> What you are asked to do
Provide only the number of lines in the data below that contain the word "Materials".

> Records for this exercise
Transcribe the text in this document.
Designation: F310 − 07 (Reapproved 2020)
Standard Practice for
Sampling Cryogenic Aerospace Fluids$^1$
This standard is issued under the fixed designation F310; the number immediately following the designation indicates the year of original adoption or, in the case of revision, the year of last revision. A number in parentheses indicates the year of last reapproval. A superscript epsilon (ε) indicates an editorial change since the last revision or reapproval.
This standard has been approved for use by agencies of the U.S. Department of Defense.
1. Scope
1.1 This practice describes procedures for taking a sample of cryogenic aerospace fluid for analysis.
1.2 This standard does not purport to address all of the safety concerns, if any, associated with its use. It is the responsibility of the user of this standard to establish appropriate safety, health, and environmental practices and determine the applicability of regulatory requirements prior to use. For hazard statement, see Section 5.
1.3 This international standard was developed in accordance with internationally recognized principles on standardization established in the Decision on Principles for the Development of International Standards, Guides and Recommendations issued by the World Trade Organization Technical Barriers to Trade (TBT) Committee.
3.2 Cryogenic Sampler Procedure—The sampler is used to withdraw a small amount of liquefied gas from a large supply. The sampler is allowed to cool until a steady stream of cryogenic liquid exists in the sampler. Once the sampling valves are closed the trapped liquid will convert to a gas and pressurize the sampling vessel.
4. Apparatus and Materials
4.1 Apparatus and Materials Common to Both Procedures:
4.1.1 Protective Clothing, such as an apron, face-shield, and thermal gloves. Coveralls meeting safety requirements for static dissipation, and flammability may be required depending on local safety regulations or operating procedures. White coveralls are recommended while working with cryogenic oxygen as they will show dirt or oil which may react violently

> Final answer
2